> _Task directions_
Keep the pictures out and restate every record exactly.

> _Excerpted data_
+++
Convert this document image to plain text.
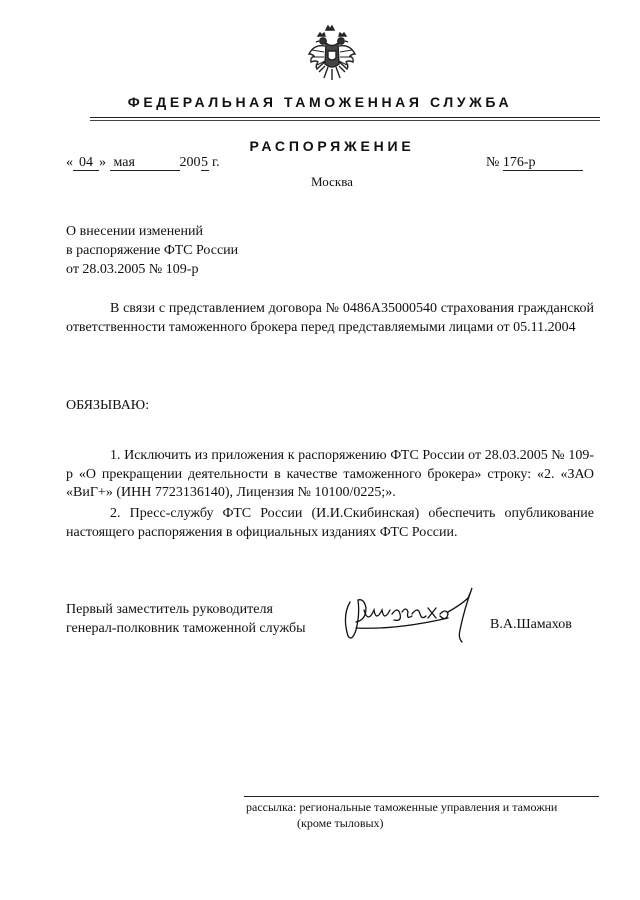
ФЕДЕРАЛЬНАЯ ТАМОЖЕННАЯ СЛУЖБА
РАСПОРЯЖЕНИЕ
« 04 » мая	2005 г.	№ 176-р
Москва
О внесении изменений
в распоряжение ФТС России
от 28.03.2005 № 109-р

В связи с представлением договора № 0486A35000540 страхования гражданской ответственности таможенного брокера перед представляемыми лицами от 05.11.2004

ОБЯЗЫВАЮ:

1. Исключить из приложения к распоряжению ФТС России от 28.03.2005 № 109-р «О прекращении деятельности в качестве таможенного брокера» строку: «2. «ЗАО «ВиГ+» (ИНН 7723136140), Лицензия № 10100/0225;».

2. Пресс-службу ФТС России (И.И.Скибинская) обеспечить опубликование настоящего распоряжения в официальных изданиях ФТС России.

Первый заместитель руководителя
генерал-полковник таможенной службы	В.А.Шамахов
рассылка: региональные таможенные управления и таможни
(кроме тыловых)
+++
> _Result of the exercise_
Convert this document image to plain text.
ФЕДЕРАЛЬНАЯ ТАМОЖЕННАЯ СЛУЖБА
РАСПОРЯЖЕНИЕ
« 04 » мая	2005 г.	№ 176-р
Москва
О внесении изменений
в распоряжение ФТС России
от 28.03.2005 № 109-р

В связи с представлением договора № 0486A35000540 страхования гражданской ответственности таможенного брокера перед представляемыми лицами от 05.11.2004

ОБЯЗЫВАЮ:

1. Исключить из приложения к распоряжению ФТС России от 28.03.2005 № 109-р «О прекращении деятельности в качестве таможенного брокера» строку: «2. «ЗАО «ВиГ+» (ИНН 7723136140), Лицензия № 10100/0225;».

2. Пресс-службу ФТС России (И.И.Скибинская) обеспечить опубликование настоящего распоряжения в официальных изданиях ФТС России.

Первый заместитель руководителя
генерал-полковник таможенной службы	В.А.Шамахов
рассылка: региональные таможенные управления и таможни
(кроме тыловых)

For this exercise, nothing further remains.